Dataset rows:
## start

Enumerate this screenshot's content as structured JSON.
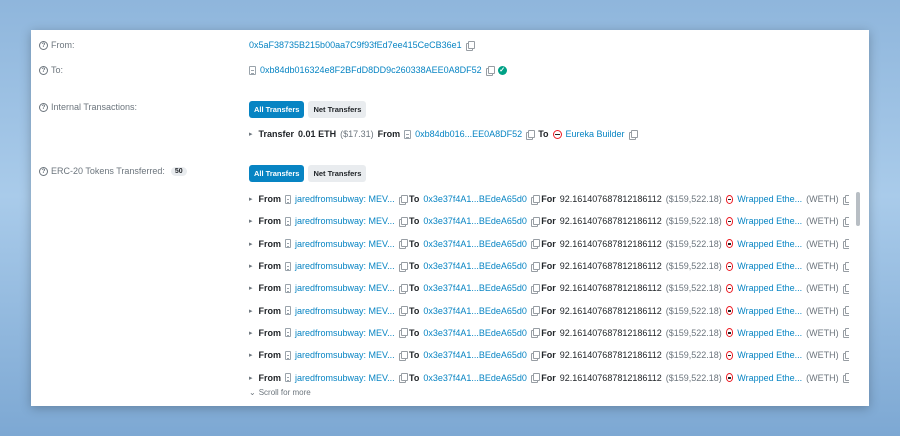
{
  "from": {
    "label": "From:",
    "address": "0x5aF38735B215b00aa7C9f93fEd7ee415CeCB36e1"
  },
  "to": {
    "label": "To:",
    "address": "0xb84db016324e8F2BFdD8DD9c260338AEE0A8DF52"
  },
  "internal": {
    "label": "Internal Transactions:",
    "tabs": [
      "All Transfers",
      "Net Transfers"
    ],
    "transfer": {
      "prefix": "Transfer",
      "amount": "0.01 ETH",
      "usd": "($17.31)",
      "from_kw": "From",
      "from_addr": "0xb84db016...EE0A8DF52",
      "to_kw": "To",
      "to_name": "Eureka Builder"
    }
  },
  "erc20": {
    "label": "ERC-20 Tokens Transferred:",
    "count": "50",
    "tabs": [
      "All Transfers",
      "Net Transfers"
    ],
    "row_template": {
      "from_kw": "From",
      "from_name": "jaredfromsubway: MEV...",
      "to_kw": "To",
      "to_addr": "0x3e37f4A1...BEdeA65d0",
      "for_kw": "For",
      "amount": "92.161407687812186112",
      "usd": "($159,522.18)",
      "token": "Wrapped Ethe...",
      "symbol": "(WETH)"
    },
    "visible_rows": 9,
    "scroll_more": "Scroll for more"
  },
  "colors": {
    "link": "#0784c3",
    "tab_active": "#0784c3",
    "verified": "#00a186",
    "weth_ring": "#ec1c24"
  }
}
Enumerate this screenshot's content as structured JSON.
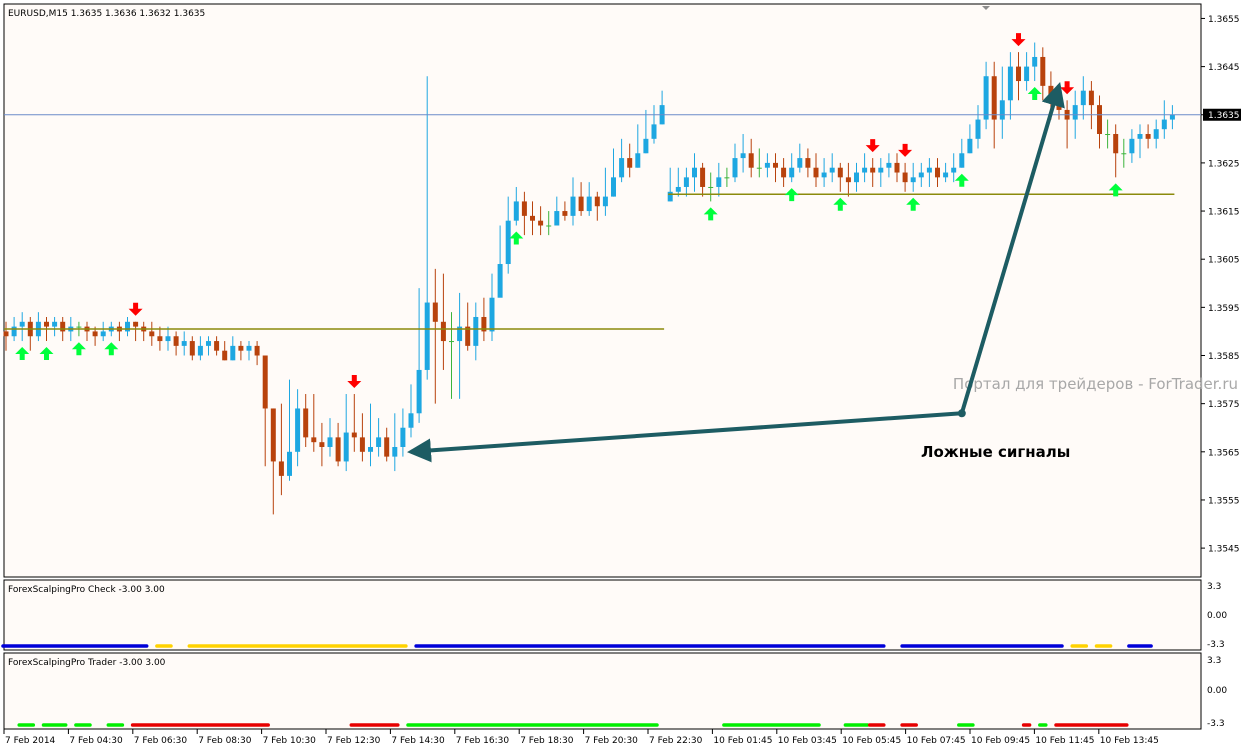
{
  "window": {
    "symbol_header": "EURUSD,M15  1.3635 1.3636 1.3632 1.3635",
    "current_price_label": "1.3635"
  },
  "colors": {
    "background": "#fffbf8",
    "bull_candle": "#1ea7e1",
    "bear_candle": "#b8420c",
    "neutral_tick": "#3cb43c",
    "level_line": "#8b8a0c",
    "buy_arrow": "#00ff3c",
    "sell_arrow": "#ff0000",
    "annotation_arrow": "#1d5c63",
    "price_line": "#6b8bc9"
  },
  "watermark": "Портал для трейдеров - ForTrader.ru",
  "annotation": {
    "text": "Ложные сигналы"
  },
  "indicator_check": {
    "title": "ForexScalpingPro Check -3.00 3.00",
    "ticks": [
      "3.3",
      "0.00",
      "-3.3"
    ]
  },
  "indicator_trader": {
    "title": "ForexScalpingPro Trader -3.00 3.00",
    "ticks": [
      "3.3",
      "0.00",
      "-3.3"
    ]
  },
  "chart_data": [
    {
      "type": "candlestick",
      "title": "EURUSD,M15  1.3635 1.3636 1.3632 1.3635",
      "y_ticks": [
        "1.3655",
        "1.3645",
        "1.3635",
        "1.3625",
        "1.3615",
        "1.3605",
        "1.3595",
        "1.3585",
        "1.3575",
        "1.3565",
        "1.3555",
        "1.3545"
      ],
      "ylim": [
        1.3539,
        1.3658
      ],
      "x_ticks": [
        "7 Feb 2014",
        "7 Feb 04:30",
        "7 Feb 06:30",
        "7 Feb 08:30",
        "7 Feb 10:30",
        "7 Feb 12:30",
        "7 Feb 14:30",
        "7 Feb 16:30",
        "7 Feb 18:30",
        "7 Feb 20:30",
        "7 Feb 22:30",
        "10 Feb 01:45",
        "10 Feb 03:45",
        "10 Feb 05:45",
        "10 Feb 07:45",
        "10 Feb 09:45",
        "10 Feb 11:45",
        "10 Feb 13:45"
      ],
      "current_price": 1.3635,
      "segments": [
        {
          "start_index": 0,
          "closes": [
            1.3589,
            1.3591,
            1.3592,
            1.3589,
            1.3592,
            1.3591,
            1.3592,
            1.359,
            1.3591,
            1.3591,
            1.359,
            1.3589,
            1.359,
            1.3591,
            1.359,
            1.3592,
            1.3591,
            1.359,
            1.3589,
            1.3588,
            1.3589,
            1.3587,
            1.3588,
            1.3585,
            1.3587,
            1.3588,
            1.3586,
            1.3584,
            1.3587,
            1.3586,
            1.3587,
            1.3585,
            1.3574,
            1.3563,
            1.356,
            1.3565,
            1.3574,
            1.3568,
            1.3567,
            1.3566,
            1.3568,
            1.3563,
            1.3569,
            1.3568,
            1.3565,
            1.3566,
            1.3568,
            1.3564,
            1.3566,
            1.357,
            1.3573,
            1.3582,
            1.3596,
            1.3592,
            1.3588,
            1.3588,
            1.3591,
            1.3587,
            1.3593,
            1.359,
            1.3597,
            1.3604,
            1.3613,
            1.3617,
            1.3614,
            1.3613,
            1.3612,
            1.3612,
            1.3615,
            1.3614,
            1.3618,
            1.3615,
            1.3618,
            1.3616,
            1.3618,
            1.3622,
            1.3626,
            1.3624,
            1.3627,
            1.363,
            1.3633,
            1.3637
          ],
          "highs": [
            1.3592,
            1.3593,
            1.3594,
            1.3593,
            1.3594,
            1.3593,
            1.3593,
            1.3593,
            1.3593,
            1.3592,
            1.3592,
            1.3591,
            1.3592,
            1.3592,
            1.3592,
            1.3593,
            1.3592,
            1.3592,
            1.3592,
            1.3591,
            1.3591,
            1.359,
            1.359,
            1.3589,
            1.3589,
            1.3589,
            1.3589,
            1.3588,
            1.3589,
            1.3588,
            1.3588,
            1.3588,
            1.3583,
            1.3574,
            1.3575,
            1.358,
            1.3578,
            1.3577,
            1.3577,
            1.3571,
            1.3572,
            1.3571,
            1.3577,
            1.3577,
            1.3573,
            1.3575,
            1.3572,
            1.357,
            1.3573,
            1.3574,
            1.3579,
            1.3599,
            1.3643,
            1.3603,
            1.3602,
            1.3594,
            1.3598,
            1.3596,
            1.3596,
            1.3597,
            1.3602,
            1.3612,
            1.3618,
            1.362,
            1.3619,
            1.3617,
            1.3616,
            1.3615,
            1.3618,
            1.3617,
            1.3622,
            1.3621,
            1.3621,
            1.3619,
            1.3624,
            1.3628,
            1.363,
            1.3629,
            1.3633,
            1.3636,
            1.3637,
            1.364
          ],
          "lows": [
            1.3586,
            1.3588,
            1.3588,
            1.3586,
            1.3588,
            1.3588,
            1.3589,
            1.3588,
            1.3588,
            1.3589,
            1.3588,
            1.3587,
            1.3588,
            1.3589,
            1.3588,
            1.3589,
            1.3588,
            1.3588,
            1.3587,
            1.3586,
            1.3586,
            1.3585,
            1.3585,
            1.3584,
            1.3584,
            1.3585,
            1.3585,
            1.3584,
            1.3584,
            1.3584,
            1.3584,
            1.3583,
            1.3562,
            1.3552,
            1.3556,
            1.3559,
            1.3562,
            1.3566,
            1.3565,
            1.3562,
            1.3564,
            1.3562,
            1.3561,
            1.3565,
            1.3563,
            1.3562,
            1.3564,
            1.3563,
            1.3561,
            1.3564,
            1.3568,
            1.3571,
            1.358,
            1.3575,
            1.3582,
            1.3576,
            1.3576,
            1.3586,
            1.3584,
            1.3588,
            1.3588,
            1.3598,
            1.3602,
            1.3612,
            1.361,
            1.361,
            1.361,
            1.361,
            1.3612,
            1.3613,
            1.3612,
            1.3614,
            1.3614,
            1.3613,
            1.3614,
            1.3618,
            1.3621,
            1.3622,
            1.3624,
            1.3627,
            1.3629,
            1.3633
          ],
          "opens_first": 1.359
        },
        {
          "start_index": 82,
          "closes": [
            1.3619,
            1.362,
            1.3622,
            1.3624,
            1.362,
            1.362,
            1.3622,
            1.3622,
            1.3626,
            1.3627,
            1.3624,
            1.3624,
            1.3625,
            1.3624,
            1.3622,
            1.3624,
            1.3626,
            1.3624,
            1.3622,
            1.3623,
            1.3624,
            1.3622,
            1.3621,
            1.3623,
            1.3624,
            1.3623,
            1.3624,
            1.3625,
            1.3623,
            1.3621,
            1.3622,
            1.3623,
            1.3624,
            1.3622,
            1.3623,
            1.3624,
            1.3627,
            1.363,
            1.3634,
            1.3643,
            1.3634,
            1.3638,
            1.3645,
            1.3642,
            1.3645,
            1.3647,
            1.3641,
            1.3639,
            1.3636,
            1.3634,
            1.3637,
            1.364,
            1.3637,
            1.3631,
            1.3631,
            1.3627,
            1.3627,
            1.363,
            1.3631,
            1.363,
            1.3632,
            1.3634,
            1.3635
          ],
          "highs": [
            1.3624,
            1.3624,
            1.3624,
            1.3627,
            1.3625,
            1.3623,
            1.3625,
            1.3624,
            1.3629,
            1.3631,
            1.363,
            1.3628,
            1.3627,
            1.3627,
            1.3626,
            1.3627,
            1.3629,
            1.3628,
            1.3627,
            1.3626,
            1.3627,
            1.3625,
            1.3625,
            1.3625,
            1.3627,
            1.3626,
            1.3626,
            1.3627,
            1.3627,
            1.3625,
            1.3625,
            1.3625,
            1.3626,
            1.3626,
            1.3625,
            1.3627,
            1.363,
            1.3633,
            1.3637,
            1.3646,
            1.3646,
            1.3645,
            1.3648,
            1.3648,
            1.3648,
            1.365,
            1.3649,
            1.3644,
            1.3641,
            1.3638,
            1.364,
            1.3643,
            1.3642,
            1.3639,
            1.3634,
            1.3633,
            1.363,
            1.3632,
            1.3633,
            1.3633,
            1.3634,
            1.3638,
            1.3637
          ],
          "lows": [
            1.3617,
            1.3618,
            1.3618,
            1.3619,
            1.3618,
            1.3617,
            1.3618,
            1.362,
            1.3621,
            1.3623,
            1.3622,
            1.3622,
            1.3622,
            1.3621,
            1.362,
            1.3621,
            1.3623,
            1.3622,
            1.362,
            1.362,
            1.3621,
            1.3619,
            1.3618,
            1.3619,
            1.3621,
            1.362,
            1.362,
            1.3622,
            1.3621,
            1.3619,
            1.3619,
            1.362,
            1.362,
            1.362,
            1.3621,
            1.3621,
            1.3624,
            1.3627,
            1.3628,
            1.3632,
            1.3628,
            1.363,
            1.3634,
            1.3638,
            1.364,
            1.3642,
            1.3638,
            1.3634,
            1.3634,
            1.3628,
            1.363,
            1.3634,
            1.3632,
            1.3628,
            1.3628,
            1.3622,
            1.3624,
            1.3625,
            1.3626,
            1.3628,
            1.3628,
            1.363,
            1.3632
          ],
          "opens_first": 1.3617
        }
      ],
      "levels": [
        {
          "price": 1.35905,
          "from_index": 0,
          "to_index": 81
        },
        {
          "price": 1.36185,
          "from_index": 82,
          "to_index": 144
        }
      ],
      "buy_arrows": [
        2,
        5,
        9,
        13,
        63,
        87,
        97,
        103,
        112,
        118,
        127,
        137
      ],
      "sell_arrows": [
        16,
        43,
        107,
        111,
        125,
        131
      ],
      "annotation_targets": [
        {
          "index": 50,
          "price": 1.3565
        },
        {
          "index": 130,
          "price": 1.3641
        }
      ],
      "annotation_origin": {
        "index": 118,
        "price": 1.3573
      }
    },
    {
      "type": "histogram",
      "title": "ForexScalpingPro Check -3.00 3.00",
      "ylim": [
        -3.3,
        3.3
      ],
      "level": -3.3,
      "series": [
        {
          "name": "blue",
          "color": "#0000d8",
          "segments": [
            [
              0,
              17
            ],
            [
              51,
              108
            ],
            [
              111,
              130
            ],
            [
              139,
              141
            ]
          ]
        },
        {
          "name": "gold",
          "color": "#ffd200",
          "segments": [
            [
              19,
              20
            ],
            [
              23,
              49
            ],
            [
              132,
              133
            ],
            [
              135,
              136
            ]
          ]
        }
      ]
    },
    {
      "type": "histogram",
      "title": "ForexScalpingPro Trader -3.00 3.00",
      "ylim": [
        -3.3,
        3.3
      ],
      "level": -3.3,
      "series": [
        {
          "name": "green",
          "color": "#00ee00",
          "segments": [
            [
              2,
              3
            ],
            [
              5,
              7
            ],
            [
              9,
              10
            ],
            [
              13,
              14
            ],
            [
              50,
              80
            ],
            [
              89,
              100
            ],
            [
              104,
              106
            ],
            [
              118,
              119
            ],
            [
              128,
              128
            ]
          ]
        },
        {
          "name": "red",
          "color": "#e60000",
          "segments": [
            [
              16,
              32
            ],
            [
              43,
              48
            ],
            [
              107,
              108
            ],
            [
              111,
              112
            ],
            [
              126,
              126
            ],
            [
              130,
              138
            ]
          ]
        }
      ]
    }
  ]
}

## end

Work to complete: Within the data above, pick out all lines holding the word "amount".

Final answer:
      "amount": "0.01 ETH",
      "amount": "92.161407687812186112",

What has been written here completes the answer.